> THE REQUEST: Return all lines below containing the word "Result".

> MATERIAL FOR THIS EXERCISE:
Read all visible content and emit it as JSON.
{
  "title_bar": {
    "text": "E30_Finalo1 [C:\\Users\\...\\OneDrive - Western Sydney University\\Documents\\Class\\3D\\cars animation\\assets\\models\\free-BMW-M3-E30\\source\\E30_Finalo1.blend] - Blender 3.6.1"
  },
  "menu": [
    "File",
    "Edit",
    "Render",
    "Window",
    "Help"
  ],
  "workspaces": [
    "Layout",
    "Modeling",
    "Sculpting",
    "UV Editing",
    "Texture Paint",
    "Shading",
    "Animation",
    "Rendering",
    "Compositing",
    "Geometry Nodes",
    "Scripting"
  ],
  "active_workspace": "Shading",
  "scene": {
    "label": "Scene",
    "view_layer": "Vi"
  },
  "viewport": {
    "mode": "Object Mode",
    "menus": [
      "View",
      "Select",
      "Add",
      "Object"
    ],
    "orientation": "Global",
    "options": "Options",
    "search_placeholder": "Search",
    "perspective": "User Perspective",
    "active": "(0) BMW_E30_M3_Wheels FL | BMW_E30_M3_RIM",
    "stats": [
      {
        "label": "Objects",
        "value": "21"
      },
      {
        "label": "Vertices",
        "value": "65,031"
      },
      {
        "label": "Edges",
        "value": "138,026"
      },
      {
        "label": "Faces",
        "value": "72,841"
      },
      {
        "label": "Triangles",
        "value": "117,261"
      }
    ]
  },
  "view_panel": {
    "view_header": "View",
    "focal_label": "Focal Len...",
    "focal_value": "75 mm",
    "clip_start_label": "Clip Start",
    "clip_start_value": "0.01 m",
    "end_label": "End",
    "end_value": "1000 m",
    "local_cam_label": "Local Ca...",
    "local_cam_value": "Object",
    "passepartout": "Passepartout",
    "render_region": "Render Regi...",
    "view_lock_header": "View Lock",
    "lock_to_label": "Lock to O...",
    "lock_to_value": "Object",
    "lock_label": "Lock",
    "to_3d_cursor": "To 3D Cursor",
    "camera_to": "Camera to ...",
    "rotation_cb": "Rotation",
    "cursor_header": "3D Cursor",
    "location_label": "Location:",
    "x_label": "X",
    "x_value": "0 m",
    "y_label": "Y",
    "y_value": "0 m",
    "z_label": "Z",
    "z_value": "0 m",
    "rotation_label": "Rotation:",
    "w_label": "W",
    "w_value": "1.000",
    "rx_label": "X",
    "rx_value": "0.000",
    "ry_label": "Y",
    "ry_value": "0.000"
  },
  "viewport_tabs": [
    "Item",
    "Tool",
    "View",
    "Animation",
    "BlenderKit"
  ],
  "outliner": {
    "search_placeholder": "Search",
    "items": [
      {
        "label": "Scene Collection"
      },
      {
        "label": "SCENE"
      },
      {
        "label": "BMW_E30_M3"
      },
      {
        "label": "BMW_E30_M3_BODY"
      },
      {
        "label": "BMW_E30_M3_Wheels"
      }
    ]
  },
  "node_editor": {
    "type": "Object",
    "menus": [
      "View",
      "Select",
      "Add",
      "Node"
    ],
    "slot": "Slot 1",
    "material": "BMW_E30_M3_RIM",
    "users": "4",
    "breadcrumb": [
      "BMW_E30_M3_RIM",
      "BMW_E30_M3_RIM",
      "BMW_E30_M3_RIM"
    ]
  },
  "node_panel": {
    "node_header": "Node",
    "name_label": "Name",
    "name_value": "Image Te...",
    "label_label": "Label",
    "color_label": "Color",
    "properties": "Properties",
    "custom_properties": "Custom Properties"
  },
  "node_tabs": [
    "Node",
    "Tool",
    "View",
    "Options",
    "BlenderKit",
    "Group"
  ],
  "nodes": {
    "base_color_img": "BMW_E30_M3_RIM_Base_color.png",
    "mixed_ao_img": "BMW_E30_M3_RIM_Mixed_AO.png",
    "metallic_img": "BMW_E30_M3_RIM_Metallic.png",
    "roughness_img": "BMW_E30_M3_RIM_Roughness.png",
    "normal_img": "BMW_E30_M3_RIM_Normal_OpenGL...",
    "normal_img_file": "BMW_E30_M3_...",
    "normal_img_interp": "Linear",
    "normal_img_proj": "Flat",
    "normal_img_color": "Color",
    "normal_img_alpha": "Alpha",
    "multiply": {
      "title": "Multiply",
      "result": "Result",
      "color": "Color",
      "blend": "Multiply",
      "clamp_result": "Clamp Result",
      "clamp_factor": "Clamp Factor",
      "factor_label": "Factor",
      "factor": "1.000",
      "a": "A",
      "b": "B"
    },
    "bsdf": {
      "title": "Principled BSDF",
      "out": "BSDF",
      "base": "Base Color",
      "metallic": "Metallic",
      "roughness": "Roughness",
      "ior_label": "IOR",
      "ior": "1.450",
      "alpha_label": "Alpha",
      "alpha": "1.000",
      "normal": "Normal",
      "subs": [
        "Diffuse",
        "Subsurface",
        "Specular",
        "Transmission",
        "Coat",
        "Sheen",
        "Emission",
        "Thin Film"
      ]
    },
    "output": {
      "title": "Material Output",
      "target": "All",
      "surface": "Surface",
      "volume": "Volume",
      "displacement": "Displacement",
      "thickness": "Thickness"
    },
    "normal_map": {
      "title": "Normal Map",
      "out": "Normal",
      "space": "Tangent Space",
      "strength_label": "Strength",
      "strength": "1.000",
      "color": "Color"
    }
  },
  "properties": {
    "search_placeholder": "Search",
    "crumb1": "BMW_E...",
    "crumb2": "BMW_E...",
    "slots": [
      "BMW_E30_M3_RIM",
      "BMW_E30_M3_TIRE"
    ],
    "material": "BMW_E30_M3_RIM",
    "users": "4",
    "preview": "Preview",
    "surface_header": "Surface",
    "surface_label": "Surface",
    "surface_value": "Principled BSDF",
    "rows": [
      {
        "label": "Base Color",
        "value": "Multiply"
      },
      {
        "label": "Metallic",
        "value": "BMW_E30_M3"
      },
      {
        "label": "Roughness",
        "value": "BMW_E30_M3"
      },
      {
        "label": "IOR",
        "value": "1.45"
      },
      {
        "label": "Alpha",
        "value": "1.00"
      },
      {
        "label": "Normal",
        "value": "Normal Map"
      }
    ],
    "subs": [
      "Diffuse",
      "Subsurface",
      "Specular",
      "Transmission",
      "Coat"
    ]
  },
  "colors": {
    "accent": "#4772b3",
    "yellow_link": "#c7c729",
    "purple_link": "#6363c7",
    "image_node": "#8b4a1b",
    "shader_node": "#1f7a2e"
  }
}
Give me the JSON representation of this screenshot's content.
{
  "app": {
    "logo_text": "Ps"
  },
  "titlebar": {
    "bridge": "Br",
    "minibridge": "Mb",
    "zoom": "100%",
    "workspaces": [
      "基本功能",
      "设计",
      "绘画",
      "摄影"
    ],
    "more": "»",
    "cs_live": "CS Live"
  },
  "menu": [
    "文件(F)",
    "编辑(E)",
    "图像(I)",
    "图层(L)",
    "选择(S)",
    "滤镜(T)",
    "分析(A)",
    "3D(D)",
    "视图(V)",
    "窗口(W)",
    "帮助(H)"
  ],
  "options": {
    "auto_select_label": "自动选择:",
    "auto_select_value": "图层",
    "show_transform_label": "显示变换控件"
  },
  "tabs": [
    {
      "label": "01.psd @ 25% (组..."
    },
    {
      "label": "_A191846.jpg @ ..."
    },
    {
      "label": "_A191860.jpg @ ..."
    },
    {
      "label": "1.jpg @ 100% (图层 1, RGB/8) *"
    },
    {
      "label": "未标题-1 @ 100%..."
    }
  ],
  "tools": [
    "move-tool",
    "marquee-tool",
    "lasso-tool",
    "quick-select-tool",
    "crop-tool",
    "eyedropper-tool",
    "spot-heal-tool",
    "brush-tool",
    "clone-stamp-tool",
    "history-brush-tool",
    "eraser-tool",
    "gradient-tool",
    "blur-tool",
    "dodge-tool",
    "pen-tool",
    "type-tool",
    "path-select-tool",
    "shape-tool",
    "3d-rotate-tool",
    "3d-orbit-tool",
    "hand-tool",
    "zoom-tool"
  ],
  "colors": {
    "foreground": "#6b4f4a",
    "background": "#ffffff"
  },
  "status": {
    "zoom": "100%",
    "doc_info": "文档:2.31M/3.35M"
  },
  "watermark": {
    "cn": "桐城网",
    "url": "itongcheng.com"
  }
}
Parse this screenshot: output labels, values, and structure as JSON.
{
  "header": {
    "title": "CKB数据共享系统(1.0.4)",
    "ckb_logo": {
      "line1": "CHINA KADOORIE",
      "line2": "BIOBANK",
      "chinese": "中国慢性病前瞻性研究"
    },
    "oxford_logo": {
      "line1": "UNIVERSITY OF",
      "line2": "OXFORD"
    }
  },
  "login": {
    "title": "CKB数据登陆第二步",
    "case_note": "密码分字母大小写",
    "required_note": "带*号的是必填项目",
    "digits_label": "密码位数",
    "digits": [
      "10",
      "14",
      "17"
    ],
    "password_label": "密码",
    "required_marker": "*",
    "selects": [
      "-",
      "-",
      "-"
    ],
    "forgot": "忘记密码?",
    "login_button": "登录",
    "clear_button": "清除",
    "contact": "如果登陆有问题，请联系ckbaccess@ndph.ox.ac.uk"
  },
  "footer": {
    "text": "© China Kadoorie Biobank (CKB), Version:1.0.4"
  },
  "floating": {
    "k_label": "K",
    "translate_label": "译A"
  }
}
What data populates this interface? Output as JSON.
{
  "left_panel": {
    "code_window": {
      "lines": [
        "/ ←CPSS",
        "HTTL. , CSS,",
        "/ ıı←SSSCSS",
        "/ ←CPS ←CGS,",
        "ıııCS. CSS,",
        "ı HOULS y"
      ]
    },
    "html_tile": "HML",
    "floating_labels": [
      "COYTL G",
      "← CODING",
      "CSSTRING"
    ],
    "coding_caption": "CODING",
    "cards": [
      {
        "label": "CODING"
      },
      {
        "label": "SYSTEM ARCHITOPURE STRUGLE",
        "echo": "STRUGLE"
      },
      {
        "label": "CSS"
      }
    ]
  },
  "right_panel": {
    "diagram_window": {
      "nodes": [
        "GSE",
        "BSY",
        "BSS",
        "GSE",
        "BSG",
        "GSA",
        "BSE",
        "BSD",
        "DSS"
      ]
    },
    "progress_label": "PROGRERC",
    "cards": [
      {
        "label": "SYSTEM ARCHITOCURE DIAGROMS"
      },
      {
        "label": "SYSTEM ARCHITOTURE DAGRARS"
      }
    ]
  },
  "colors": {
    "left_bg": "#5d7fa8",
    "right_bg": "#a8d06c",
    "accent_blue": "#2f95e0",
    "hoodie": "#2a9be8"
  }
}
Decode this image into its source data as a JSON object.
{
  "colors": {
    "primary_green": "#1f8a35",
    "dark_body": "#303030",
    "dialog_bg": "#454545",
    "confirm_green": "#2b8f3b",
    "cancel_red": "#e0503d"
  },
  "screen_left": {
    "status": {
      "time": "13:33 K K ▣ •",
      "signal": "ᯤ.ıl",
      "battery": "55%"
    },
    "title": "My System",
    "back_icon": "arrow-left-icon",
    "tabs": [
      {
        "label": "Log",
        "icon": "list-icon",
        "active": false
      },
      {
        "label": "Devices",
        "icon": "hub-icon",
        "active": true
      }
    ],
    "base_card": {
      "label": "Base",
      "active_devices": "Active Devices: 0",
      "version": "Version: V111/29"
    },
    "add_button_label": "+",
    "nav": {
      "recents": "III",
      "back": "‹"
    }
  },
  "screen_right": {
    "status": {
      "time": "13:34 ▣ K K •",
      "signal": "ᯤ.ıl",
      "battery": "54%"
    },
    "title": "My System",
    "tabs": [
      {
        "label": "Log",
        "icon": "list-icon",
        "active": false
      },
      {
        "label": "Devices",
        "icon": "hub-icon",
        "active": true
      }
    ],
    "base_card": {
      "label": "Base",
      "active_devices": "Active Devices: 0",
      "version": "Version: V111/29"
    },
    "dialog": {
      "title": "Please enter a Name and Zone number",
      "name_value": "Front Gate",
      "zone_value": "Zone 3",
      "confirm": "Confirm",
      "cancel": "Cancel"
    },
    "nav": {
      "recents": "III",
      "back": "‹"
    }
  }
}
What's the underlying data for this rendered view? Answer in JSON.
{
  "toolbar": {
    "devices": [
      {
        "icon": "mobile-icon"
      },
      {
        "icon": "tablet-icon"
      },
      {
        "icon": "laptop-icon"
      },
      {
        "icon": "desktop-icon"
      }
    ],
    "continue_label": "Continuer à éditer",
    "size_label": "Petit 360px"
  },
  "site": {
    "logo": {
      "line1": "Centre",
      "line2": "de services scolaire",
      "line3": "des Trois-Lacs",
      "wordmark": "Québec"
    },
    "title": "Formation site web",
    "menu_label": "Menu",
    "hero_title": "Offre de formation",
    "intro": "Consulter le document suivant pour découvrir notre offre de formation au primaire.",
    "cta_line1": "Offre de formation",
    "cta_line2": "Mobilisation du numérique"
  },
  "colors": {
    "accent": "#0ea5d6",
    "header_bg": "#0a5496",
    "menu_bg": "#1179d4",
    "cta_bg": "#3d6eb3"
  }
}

> SOLUTION TO THE EXERCISE:
      "result": "Result",
      "clamp_result": "Clamp Result",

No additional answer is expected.